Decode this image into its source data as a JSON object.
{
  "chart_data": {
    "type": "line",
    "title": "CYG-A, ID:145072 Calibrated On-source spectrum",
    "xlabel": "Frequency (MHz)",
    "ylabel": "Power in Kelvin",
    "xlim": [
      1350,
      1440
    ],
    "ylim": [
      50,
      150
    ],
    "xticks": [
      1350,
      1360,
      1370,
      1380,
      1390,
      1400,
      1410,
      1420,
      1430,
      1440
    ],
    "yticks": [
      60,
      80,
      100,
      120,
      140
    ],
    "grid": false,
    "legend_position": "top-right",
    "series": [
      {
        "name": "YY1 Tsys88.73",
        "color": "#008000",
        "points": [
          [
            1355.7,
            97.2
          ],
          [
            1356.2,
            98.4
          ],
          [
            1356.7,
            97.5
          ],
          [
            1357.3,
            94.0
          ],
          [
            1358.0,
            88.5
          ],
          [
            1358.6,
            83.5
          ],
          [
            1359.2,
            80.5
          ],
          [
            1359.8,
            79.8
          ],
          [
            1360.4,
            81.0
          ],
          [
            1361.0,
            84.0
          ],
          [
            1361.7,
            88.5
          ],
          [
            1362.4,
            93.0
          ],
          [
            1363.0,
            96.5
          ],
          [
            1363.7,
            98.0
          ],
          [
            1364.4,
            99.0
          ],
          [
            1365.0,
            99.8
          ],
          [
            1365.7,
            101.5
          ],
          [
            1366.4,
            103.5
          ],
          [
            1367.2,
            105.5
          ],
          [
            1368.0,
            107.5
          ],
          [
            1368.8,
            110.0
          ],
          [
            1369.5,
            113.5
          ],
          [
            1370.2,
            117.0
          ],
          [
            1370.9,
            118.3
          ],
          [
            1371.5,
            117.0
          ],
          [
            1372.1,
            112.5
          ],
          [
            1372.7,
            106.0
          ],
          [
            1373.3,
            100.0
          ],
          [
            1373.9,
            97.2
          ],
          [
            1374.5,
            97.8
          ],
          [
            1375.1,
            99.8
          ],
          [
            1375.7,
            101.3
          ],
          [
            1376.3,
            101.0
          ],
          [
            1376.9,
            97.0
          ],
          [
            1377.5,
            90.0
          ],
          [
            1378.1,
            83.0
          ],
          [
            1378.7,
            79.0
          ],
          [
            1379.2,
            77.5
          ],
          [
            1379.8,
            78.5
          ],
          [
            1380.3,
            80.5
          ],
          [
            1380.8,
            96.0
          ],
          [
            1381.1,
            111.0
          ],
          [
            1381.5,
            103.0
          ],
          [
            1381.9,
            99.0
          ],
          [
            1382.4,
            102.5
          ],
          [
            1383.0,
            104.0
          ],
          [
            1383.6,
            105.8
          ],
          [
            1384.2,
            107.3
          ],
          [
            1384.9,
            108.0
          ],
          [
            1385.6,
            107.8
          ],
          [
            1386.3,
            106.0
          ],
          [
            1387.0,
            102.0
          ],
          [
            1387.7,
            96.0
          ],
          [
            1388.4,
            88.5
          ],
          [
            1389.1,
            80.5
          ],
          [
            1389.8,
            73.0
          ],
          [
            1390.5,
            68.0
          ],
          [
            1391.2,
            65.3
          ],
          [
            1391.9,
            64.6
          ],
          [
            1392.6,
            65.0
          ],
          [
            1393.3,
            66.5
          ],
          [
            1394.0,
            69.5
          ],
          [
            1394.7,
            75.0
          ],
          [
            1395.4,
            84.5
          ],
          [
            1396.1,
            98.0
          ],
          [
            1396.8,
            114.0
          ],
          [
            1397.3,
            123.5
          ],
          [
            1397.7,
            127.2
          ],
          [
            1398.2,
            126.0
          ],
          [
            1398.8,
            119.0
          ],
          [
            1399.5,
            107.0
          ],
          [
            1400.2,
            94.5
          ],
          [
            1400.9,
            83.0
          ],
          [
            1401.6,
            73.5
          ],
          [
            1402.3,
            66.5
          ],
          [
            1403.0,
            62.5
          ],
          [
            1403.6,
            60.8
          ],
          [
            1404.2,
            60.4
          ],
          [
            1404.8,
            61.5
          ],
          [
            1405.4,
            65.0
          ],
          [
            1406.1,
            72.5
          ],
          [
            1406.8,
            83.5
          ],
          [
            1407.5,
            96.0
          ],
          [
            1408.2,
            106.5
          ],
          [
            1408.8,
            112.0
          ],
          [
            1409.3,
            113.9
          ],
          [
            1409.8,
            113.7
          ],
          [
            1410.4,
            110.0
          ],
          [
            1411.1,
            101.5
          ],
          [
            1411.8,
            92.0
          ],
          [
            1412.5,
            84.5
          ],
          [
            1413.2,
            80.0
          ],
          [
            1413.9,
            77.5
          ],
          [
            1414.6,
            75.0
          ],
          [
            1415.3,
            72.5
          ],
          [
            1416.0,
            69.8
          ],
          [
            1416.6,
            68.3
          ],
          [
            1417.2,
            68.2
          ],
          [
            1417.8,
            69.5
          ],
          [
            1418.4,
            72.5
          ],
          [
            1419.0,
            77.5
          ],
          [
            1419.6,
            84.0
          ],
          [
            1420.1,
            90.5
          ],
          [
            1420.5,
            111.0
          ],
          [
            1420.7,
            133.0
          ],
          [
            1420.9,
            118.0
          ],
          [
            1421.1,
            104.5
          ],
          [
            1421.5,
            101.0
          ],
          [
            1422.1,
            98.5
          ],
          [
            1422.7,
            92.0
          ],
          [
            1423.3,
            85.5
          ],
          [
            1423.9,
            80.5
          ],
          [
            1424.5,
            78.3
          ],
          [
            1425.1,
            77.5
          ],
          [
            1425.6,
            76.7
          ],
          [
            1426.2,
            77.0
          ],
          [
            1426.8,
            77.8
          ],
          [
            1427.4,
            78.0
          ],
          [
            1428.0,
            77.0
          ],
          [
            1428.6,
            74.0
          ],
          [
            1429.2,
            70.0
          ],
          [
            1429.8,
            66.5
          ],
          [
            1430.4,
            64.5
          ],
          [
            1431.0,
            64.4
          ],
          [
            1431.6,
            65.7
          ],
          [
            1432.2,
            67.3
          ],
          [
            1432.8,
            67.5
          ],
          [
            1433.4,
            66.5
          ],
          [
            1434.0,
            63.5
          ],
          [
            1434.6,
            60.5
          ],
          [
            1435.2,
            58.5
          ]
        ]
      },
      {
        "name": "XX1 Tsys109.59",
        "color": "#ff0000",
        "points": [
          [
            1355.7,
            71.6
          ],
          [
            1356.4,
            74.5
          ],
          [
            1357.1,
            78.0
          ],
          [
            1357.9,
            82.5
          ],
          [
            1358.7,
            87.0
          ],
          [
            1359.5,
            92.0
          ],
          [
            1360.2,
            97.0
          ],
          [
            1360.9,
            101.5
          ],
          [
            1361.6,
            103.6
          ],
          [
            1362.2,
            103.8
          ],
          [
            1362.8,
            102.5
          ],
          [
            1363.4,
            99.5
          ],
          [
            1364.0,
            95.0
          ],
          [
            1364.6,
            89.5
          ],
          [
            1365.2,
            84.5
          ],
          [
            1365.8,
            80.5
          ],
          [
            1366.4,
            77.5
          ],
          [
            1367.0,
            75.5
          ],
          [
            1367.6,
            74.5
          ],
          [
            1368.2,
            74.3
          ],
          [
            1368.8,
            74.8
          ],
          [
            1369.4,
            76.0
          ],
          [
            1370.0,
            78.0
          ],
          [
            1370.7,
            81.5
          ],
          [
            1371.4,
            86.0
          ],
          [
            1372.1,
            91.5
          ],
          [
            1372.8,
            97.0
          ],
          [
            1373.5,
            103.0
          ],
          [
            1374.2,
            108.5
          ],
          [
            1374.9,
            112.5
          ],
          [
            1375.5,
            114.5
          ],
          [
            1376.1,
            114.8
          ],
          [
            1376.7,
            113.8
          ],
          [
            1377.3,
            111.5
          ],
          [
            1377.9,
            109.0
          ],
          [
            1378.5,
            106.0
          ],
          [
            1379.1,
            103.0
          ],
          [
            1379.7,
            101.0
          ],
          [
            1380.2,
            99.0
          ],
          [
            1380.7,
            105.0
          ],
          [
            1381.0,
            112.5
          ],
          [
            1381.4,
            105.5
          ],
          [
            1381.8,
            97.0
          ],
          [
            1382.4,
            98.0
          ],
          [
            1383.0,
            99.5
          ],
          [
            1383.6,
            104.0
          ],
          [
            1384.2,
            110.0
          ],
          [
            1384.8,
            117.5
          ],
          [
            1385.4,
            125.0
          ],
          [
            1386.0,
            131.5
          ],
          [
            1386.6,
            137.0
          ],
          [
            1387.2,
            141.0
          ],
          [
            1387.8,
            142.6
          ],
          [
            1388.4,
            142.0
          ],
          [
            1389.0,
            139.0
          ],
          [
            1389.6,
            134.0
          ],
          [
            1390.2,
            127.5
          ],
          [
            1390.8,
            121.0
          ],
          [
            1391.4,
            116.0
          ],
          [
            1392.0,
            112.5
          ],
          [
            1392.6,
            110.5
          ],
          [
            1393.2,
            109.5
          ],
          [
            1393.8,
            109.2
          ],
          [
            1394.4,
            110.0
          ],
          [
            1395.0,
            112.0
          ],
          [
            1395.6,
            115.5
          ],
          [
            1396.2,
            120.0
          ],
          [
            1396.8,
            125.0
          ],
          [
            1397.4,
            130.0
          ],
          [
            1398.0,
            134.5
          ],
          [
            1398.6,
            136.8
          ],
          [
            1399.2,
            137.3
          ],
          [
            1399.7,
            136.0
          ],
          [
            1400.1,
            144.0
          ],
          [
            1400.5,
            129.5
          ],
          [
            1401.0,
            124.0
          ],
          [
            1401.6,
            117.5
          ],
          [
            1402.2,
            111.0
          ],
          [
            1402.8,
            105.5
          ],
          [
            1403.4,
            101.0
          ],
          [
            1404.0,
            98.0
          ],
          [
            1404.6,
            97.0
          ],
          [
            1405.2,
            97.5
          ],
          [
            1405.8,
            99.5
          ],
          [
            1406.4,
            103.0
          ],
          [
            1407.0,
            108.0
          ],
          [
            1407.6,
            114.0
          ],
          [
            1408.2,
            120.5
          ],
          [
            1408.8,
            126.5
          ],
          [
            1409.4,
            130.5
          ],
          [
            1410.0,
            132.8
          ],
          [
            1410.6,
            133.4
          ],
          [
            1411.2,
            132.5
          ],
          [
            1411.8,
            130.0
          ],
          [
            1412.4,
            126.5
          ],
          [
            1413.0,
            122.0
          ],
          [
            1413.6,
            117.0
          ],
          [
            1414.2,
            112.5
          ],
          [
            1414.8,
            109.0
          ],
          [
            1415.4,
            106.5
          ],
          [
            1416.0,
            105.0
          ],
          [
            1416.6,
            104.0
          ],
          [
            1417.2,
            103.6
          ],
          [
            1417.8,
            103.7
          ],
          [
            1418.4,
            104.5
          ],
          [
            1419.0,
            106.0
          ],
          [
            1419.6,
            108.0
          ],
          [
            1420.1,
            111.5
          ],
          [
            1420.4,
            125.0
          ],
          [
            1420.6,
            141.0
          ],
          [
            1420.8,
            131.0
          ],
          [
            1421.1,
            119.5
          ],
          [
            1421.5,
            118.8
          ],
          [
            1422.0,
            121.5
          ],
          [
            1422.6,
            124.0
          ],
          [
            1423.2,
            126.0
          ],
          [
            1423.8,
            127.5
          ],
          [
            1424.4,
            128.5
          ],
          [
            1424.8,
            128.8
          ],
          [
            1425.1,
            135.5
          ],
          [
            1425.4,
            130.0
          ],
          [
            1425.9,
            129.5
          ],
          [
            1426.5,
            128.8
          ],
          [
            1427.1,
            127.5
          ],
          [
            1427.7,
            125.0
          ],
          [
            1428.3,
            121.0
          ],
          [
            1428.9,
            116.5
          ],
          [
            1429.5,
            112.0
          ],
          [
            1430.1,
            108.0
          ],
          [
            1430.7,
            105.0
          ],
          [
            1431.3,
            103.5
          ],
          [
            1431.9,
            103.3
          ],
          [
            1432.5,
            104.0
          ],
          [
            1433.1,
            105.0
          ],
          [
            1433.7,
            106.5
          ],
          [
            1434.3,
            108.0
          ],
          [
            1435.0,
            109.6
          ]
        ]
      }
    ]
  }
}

^^^^

[WHAT THE TASK ASKS] Collect each line holding the string "source".

[PROBLEM SOLUTION]
Decode this image into its source data as a JSON object.
    "title": "CYG-A, ID:145072 Calibrated On-source spectrum",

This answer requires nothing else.